--- Start of Data shown ---

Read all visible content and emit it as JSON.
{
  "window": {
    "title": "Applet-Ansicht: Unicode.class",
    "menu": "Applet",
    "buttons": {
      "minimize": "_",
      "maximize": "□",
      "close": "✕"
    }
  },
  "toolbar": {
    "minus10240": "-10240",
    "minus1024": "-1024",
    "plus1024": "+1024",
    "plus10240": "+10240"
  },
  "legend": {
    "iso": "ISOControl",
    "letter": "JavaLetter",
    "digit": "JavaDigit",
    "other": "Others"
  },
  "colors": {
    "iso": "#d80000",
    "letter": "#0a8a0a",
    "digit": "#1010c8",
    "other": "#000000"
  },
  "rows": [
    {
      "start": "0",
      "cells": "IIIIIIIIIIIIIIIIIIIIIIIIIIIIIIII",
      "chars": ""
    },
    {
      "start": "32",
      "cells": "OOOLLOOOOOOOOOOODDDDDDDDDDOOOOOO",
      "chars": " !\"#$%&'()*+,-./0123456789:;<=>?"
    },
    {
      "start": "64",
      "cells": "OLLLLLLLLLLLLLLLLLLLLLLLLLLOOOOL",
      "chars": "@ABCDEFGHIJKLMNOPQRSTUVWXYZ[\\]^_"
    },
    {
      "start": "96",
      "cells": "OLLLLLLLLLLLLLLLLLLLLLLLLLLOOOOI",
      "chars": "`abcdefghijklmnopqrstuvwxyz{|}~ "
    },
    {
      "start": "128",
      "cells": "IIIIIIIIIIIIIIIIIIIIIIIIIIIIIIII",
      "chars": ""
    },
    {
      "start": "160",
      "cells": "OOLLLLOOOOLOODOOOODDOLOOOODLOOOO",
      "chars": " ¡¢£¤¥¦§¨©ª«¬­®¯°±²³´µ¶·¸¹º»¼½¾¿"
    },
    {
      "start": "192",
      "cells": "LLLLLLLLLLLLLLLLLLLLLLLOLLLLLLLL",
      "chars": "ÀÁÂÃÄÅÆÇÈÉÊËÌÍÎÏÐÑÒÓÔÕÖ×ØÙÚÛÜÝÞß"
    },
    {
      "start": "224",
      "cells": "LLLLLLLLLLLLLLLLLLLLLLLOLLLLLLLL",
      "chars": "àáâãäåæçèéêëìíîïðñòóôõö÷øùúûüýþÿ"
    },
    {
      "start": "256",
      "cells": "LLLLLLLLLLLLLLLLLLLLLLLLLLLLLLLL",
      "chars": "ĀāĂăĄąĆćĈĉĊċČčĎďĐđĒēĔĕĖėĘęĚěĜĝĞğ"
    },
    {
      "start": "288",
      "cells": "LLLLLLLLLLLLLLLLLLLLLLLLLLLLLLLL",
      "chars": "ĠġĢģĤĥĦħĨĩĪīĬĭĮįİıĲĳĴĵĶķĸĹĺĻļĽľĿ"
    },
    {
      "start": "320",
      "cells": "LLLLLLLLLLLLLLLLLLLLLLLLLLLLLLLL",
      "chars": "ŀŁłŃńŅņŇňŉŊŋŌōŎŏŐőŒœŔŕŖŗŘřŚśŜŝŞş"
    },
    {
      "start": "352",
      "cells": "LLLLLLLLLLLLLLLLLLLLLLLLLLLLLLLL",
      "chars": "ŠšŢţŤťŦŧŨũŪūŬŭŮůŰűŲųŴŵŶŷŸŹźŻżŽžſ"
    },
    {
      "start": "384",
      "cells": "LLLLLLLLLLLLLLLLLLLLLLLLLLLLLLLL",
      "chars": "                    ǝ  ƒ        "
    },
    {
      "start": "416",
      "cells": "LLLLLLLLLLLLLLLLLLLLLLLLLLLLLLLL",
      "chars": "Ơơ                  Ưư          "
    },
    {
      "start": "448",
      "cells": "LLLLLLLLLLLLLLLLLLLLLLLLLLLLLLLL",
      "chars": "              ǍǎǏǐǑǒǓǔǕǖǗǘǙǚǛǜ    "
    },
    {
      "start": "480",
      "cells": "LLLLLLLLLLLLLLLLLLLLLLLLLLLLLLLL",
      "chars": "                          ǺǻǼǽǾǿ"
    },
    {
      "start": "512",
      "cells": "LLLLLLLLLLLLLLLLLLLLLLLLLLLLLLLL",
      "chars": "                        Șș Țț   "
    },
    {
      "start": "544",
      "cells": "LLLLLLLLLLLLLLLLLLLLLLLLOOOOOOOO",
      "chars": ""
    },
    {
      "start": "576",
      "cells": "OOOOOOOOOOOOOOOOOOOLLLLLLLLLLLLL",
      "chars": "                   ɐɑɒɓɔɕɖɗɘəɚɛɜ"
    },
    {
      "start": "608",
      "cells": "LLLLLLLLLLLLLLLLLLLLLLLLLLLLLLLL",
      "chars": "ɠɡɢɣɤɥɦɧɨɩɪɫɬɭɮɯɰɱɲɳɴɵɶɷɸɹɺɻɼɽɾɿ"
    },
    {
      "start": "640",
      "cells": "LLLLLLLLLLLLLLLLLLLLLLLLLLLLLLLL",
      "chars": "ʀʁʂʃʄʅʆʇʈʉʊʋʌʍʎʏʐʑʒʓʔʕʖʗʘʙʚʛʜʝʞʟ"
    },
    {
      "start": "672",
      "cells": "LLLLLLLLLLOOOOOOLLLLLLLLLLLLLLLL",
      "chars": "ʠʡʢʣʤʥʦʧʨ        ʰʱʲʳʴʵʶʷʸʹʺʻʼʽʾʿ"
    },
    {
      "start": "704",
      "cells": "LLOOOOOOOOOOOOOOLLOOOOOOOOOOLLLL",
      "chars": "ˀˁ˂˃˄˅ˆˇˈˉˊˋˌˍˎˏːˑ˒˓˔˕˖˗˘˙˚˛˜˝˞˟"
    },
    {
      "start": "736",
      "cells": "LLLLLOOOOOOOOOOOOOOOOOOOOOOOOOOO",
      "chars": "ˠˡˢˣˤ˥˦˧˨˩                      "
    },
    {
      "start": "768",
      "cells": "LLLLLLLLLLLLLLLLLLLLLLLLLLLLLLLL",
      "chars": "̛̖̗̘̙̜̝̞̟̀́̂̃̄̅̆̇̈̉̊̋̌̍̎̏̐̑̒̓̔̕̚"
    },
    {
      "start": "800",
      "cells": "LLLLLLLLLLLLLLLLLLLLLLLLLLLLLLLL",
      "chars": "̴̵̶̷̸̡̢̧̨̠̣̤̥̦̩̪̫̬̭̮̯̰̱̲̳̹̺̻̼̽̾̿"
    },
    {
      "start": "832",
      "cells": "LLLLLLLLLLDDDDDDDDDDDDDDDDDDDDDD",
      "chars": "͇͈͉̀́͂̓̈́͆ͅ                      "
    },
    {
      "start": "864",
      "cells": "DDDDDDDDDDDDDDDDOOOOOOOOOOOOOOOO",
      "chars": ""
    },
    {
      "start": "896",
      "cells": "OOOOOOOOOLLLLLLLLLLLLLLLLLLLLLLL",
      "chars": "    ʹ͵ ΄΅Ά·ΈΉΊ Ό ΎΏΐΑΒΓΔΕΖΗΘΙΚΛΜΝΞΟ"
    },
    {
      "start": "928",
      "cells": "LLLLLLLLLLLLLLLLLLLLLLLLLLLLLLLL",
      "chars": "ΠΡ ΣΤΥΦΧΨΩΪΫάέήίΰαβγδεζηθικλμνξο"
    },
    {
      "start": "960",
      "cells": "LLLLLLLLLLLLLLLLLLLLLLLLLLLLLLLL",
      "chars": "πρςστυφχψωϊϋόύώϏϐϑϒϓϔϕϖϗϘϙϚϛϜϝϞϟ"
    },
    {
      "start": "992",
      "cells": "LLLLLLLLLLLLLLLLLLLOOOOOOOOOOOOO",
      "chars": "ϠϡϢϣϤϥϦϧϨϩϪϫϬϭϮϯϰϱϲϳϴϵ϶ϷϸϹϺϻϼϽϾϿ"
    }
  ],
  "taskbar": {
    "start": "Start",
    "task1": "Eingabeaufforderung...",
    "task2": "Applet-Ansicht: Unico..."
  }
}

--- End of Data shown ---

Problem to solve:
Using the entries above, return each line in which the word "Applet" occurs.

Result below:
    "title": "Applet-Ansicht: Unicode.class",
    "menu": "Applet",
    "task2": "Applet-Ansicht: Unico..."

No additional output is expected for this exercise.